▶ _EXTRACTED TEXT_
Content starts
PetternStorm - I posted a response to your What is State article based on reading your comment here.

I do detect some interesting semantics surrounding context.

For example, going back to the red alert scenario. Maybe we would like to detect the situation of unauthorized people in a sensitive location during a red alert. So we have the "person entering" events from which the situation must be distilled. To do the distilling, we have the "authorized" condition, the "red alert" condition and the location condition. Which of these is context?

Opher Etzion said...

Hi Hans.

Context can - contain several dimensions and be also union or intersection of contexts. To take your example -- the context for that situation consists of the dimensions:
state = red alert;
spatial = location...

thus the relevant events of "person entering" will be chosen only if they are classified to this context. The "autorized" assuming that it required enrichment and filtering is part of the processing, in general context helps us to look at arriving event and classify it to various processing. Note also that there can be multiple situations that can be detected within a single context.

cheers,

Opher

Hans said...

I'll be interested to see how context is represented in the meta-language.

Off the top of my head, I could see both the authorization and the red alert being enrichment of the event. The authorization maybe requires enrichment from some database/directory of people, while the red alert is an enrichment from some state that keeps track of the alert condition (which might also be a database).

As a programmer, I'm used to choosing among many ways to solve the same problem. But going back to your point about the practical usability of the language - some users may not be so happy to choose from several seemingly equal ways to implement the same logic. This would be especially true if, down the line, their choice of implementation affects the flexibility of the rules (their ability to extend or modify the rules). Then it turns out that the different implementations were not equal after all and the choice really required experience with designing logic. This forces the user to be a "software architect" and that seems to run directly counter to your goals.
Content ends
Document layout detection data
Content starts
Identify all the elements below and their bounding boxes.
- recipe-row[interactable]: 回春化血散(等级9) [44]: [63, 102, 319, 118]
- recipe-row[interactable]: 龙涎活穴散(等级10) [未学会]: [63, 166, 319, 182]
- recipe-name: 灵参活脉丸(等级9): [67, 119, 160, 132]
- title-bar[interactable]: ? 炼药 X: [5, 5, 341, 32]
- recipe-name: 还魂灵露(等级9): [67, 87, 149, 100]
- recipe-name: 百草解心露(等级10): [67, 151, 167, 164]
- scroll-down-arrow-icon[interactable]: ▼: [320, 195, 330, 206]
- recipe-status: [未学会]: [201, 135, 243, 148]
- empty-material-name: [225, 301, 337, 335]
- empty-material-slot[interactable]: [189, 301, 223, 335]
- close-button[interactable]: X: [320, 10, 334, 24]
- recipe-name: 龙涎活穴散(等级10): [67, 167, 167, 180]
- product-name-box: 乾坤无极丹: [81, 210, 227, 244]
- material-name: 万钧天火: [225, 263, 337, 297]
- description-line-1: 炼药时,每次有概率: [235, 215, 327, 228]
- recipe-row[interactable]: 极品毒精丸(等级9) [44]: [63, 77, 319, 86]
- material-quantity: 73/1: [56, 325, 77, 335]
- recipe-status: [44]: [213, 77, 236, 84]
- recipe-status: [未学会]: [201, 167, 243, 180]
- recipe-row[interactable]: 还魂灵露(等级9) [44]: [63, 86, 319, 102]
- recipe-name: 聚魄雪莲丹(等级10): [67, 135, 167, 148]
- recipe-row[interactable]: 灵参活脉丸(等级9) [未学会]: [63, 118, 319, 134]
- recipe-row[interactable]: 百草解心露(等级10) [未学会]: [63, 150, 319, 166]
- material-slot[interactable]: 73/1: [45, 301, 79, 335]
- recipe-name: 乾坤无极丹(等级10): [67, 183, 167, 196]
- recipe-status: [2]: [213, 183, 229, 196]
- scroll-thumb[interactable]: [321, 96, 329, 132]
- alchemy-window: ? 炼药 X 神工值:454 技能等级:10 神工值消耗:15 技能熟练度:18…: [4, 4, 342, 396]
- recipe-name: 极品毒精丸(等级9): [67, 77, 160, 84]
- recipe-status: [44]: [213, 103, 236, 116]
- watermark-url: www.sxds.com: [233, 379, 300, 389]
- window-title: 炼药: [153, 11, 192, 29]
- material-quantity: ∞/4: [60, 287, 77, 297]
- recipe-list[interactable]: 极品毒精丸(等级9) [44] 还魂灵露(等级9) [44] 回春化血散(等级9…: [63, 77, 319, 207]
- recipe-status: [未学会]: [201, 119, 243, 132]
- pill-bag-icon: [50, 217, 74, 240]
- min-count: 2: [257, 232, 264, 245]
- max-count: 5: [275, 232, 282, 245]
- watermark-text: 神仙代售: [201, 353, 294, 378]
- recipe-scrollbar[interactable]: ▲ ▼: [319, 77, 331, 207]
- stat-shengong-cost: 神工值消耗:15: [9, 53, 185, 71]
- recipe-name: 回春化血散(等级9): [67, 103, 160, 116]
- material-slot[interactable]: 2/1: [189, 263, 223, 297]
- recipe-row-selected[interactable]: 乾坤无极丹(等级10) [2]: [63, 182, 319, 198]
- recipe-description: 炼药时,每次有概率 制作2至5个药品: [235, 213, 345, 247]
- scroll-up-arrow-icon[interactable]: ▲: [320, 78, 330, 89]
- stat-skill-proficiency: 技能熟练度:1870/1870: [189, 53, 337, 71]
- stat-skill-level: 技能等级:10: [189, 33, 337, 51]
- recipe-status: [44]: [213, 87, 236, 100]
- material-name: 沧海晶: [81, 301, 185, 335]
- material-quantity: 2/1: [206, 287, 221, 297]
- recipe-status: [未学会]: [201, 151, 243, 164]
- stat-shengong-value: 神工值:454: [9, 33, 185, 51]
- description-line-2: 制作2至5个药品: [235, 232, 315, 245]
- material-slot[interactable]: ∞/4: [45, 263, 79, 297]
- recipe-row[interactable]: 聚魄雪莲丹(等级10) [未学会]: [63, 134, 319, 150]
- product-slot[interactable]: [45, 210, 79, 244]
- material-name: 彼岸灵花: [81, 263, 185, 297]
Content ends
▶ _TASKS TO PERFORM_
A - In the discussion of context above the data, list the conditions Hans names for distilling the situation of unauthorized people in a sensitive location.
B - Continue the discussion of context, which appears above the data, starting after its last sentence.

▶ _ANSWER SET_
A -
- The "authorized" condition
- The "red alert" condition
- The location condition

B -
Also, from the user's perspective, it seems like context is semantically overloaded.

On one hand, there is context in the sense of some ongoing circumstances that have meaning (the red alert).

On the other hand, there is context in the sense of those conditions (ongoing or otherwise) that cause an event to become a situation.

To define the scenario, the user must first define the red alert context. This is a persistent state that begins with an event and ends with an event.

Now the user navigates to the scenario builder and is asked "under what context does an event become this situation." Here they are not being asked to define a persistent state, but about the logic that should evaluated to produce the situation.

I could see the situation becoming worse when the situation requires some pattern detection. Now the current state of the pattern detection algorithm is sort of like a context, although it is quite different from the red alert context.

The semantic overloading seems to be easier than the multiple-paths-to-the-same-goal problem. In the case of semantic overloading, one would simply need to sort out the different kinds of context and give them names.

Opher Etzion said...

Hi Hans.

The meta-language is still at work, so I'll have to defer the answer on that one to a later phase, however - in the AMiT language we have a notion of temporal context called "lifespan", which indeed describes state that start by event and end by event or time offset, or expires. While this can conceptually done inside the pattern conditions, it provides semantic separation between:

* "pre-conditions" in which certain pattern is evaluated

* "conditions" for the evaluation of the pattern.

From experience, developers relate to this difference with no problem.

The question of language minimality (i.e. each logical function can be done in a single way) is a question that has been discussed a lot - it has pros and cons. In general, my belief is that this is too restrictive goal, since if "all else fails" you are getting to components of the language that can subsume others (e.g. use of predicates), but there should also be an explicit methodology / guidlines of how not to abuse it.